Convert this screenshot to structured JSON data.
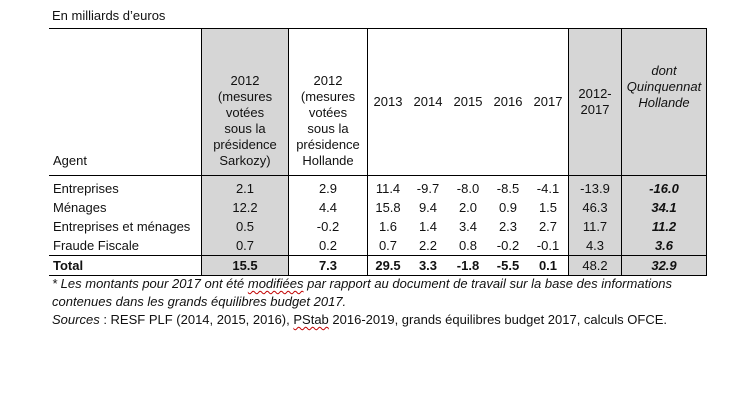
{
  "caption": "En milliards d’euros",
  "headers": {
    "agent": "Agent",
    "sarkozy": [
      "2012",
      "(mesures",
      "votées",
      "sous la",
      "présidence",
      "Sarkozy)"
    ],
    "hollande": [
      "2012",
      "(mesures",
      "votées",
      "sous la",
      "présidence",
      "Hollande"
    ],
    "y2013": "2013",
    "y2014": "2014",
    "y2015": "2015",
    "y2016": "2016",
    "y2017": "2017",
    "total": [
      "2012-",
      "2017"
    ],
    "dont": [
      "dont",
      "Quinquennat",
      "Hollande"
    ]
  },
  "rows": [
    {
      "agent": "Entreprises",
      "sarkozy": "2.1",
      "hollande": "2.9",
      "y2013": "11.4",
      "y2014": "-9.7",
      "y2015": "-8.0",
      "y2016": "-8.5",
      "y2017": "-4.1",
      "total": "-13.9",
      "dont": "-16.0"
    },
    {
      "agent": "Ménages",
      "sarkozy": "12.2",
      "hollande": "4.4",
      "y2013": "15.8",
      "y2014": "9.4",
      "y2015": "2.0",
      "y2016": "0.9",
      "y2017": "1.5",
      "total": "46.3",
      "dont": "34.1"
    },
    {
      "agent": "Entreprises et ménages",
      "sarkozy": "0.5",
      "hollande": "-0.2",
      "y2013": "1.6",
      "y2014": "1.4",
      "y2015": "3.4",
      "y2016": "2.3",
      "y2017": "2.7",
      "total": "11.7",
      "dont": "11.2"
    },
    {
      "agent": "Fraude Fiscale",
      "sarkozy": "0.7",
      "hollande": "0.2",
      "y2013": "0.7",
      "y2014": "2.2",
      "y2015": "0.8",
      "y2016": "-0.2",
      "y2017": "-0.1",
      "total": "4.3",
      "dont": "3.6"
    }
  ],
  "total_row": {
    "agent": "Total",
    "sarkozy": "15.5",
    "hollande": "7.3",
    "y2013": "29.5",
    "y2014": "3.3",
    "y2015": "-1.8",
    "y2016": "-5.5",
    "y2017": "0.1",
    "total": "48.2",
    "dont": "32.9"
  },
  "footnote": {
    "note_part1": "* Les montants pour 2017 ont été ",
    "note_squiggle": "modifiées",
    "note_part2": " par rapport au document de travail sur la base des informations contenues dans les grands équilibres budget 2017.",
    "sources_label": "Sources",
    "sources_part1": " : RESF PLF (2014, 2015, 2016), ",
    "sources_squiggle": "PStab",
    "sources_part2": " 2016-2019, grands équilibres budget 2017, calculs OFCE."
  },
  "colors": {
    "shade": "#d6d6d6"
  }
}
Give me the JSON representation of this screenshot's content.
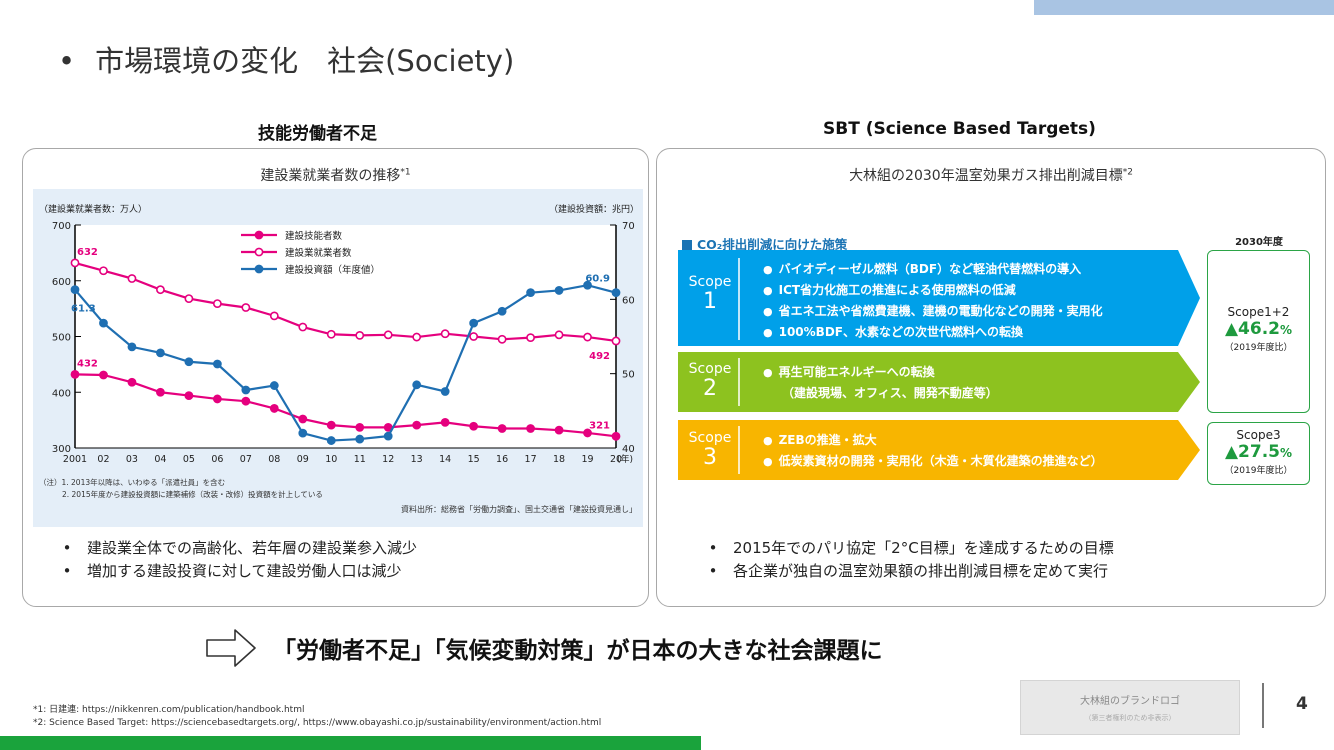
::::::
__What the task requires__: Print each line of the material above exactly, with the pictures removed from your copy.

__Response__:
Convert this screenshot to structured JSON data.
{
  "caption": "En milliards d’euros",
  "headers": {
    "agent": "Agent",
    "sarkozy": [
      "2012",
      "(mesures",
      "votées",
      "sous la",
      "présidence",
      "Sarkozy)"
    ],
    "hollande": [
      "2012",
      "(mesures",
      "votées",
      "sous la",
      "présidence",
      "Hollande"
    ],
    "y2013": "2013",
    "y2014": "2014",
    "y2015": "2015",
    "y2016": "2016",
    "y2017": "2017",
    "total": [
      "2012-",
      "2017"
    ],
    "dont": [
      "dont",
      "Quinquennat",
      "Hollande"
    ]
  },
  "rows": [
    {
      "agent": "Entreprises",
      "sarkozy": "2.1",
      "hollande": "2.9",
      "y2013": "11.4",
      "y2014": "-9.7",
      "y2015": "-8.0",
      "y2016": "-8.5",
      "y2017": "-4.1",
      "total": "-13.9",
      "dont": "-16.0"
    },
    {
      "agent": "Ménages",
      "sarkozy": "12.2",
      "hollande": "4.4",
      "y2013": "15.8",
      "y2014": "9.4",
      "y2015": "2.0",
      "y2016": "0.9",
      "y2017": "1.5",
      "total": "46.3",
      "dont": "34.1"
    },
    {
      "agent": "Entreprises et ménages",
      "sarkozy": "0.5",
      "hollande": "-0.2",
      "y2013": "1.6",
      "y2014": "1.4",
      "y2015": "3.4",
      "y2016": "2.3",
      "y2017": "2.7",
      "total": "11.7",
      "dont": "11.2"
    },
    {
      "agent": "Fraude Fiscale",
      "sarkozy": "0.7",
      "hollande": "0.2",
      "y2013": "0.7",
      "y2014": "2.2",
      "y2015": "0.8",
      "y2016": "-0.2",
      "y2017": "-0.1",
      "total": "4.3",
      "dont": "3.6"
    }
  ],
  "total_row": {
    "agent": "Total",
    "sarkozy": "15.5",
    "hollande": "7.3",
    "y2013": "29.5",
    "y2014": "3.3",
    "y2015": "-1.8",
    "y2016": "-5.5",
    "y2017": "0.1",
    "total": "48.2",
    "dont": "32.9"
  },
  "footnote": {
    "note_part1": "* Les montants pour 2017 ont été ",
    "note_squiggle": "modifiées",
    "note_part2": " par rapport au document de travail sur la base des informations contenues dans les grands équilibres budget 2017.",
    "sources_label": "Sources",
    "sources_part1": " : RESF PLF (2014, 2015, 2016), ",
    "sources_squiggle": "PStab",
    "sources_part2": " 2016-2019, grands équilibres budget 2017, calculs OFCE."
  },
  "colors": {
    "shade": "#d6d6d6"
  }
}
Give me the JSON representation of this screenshot's content.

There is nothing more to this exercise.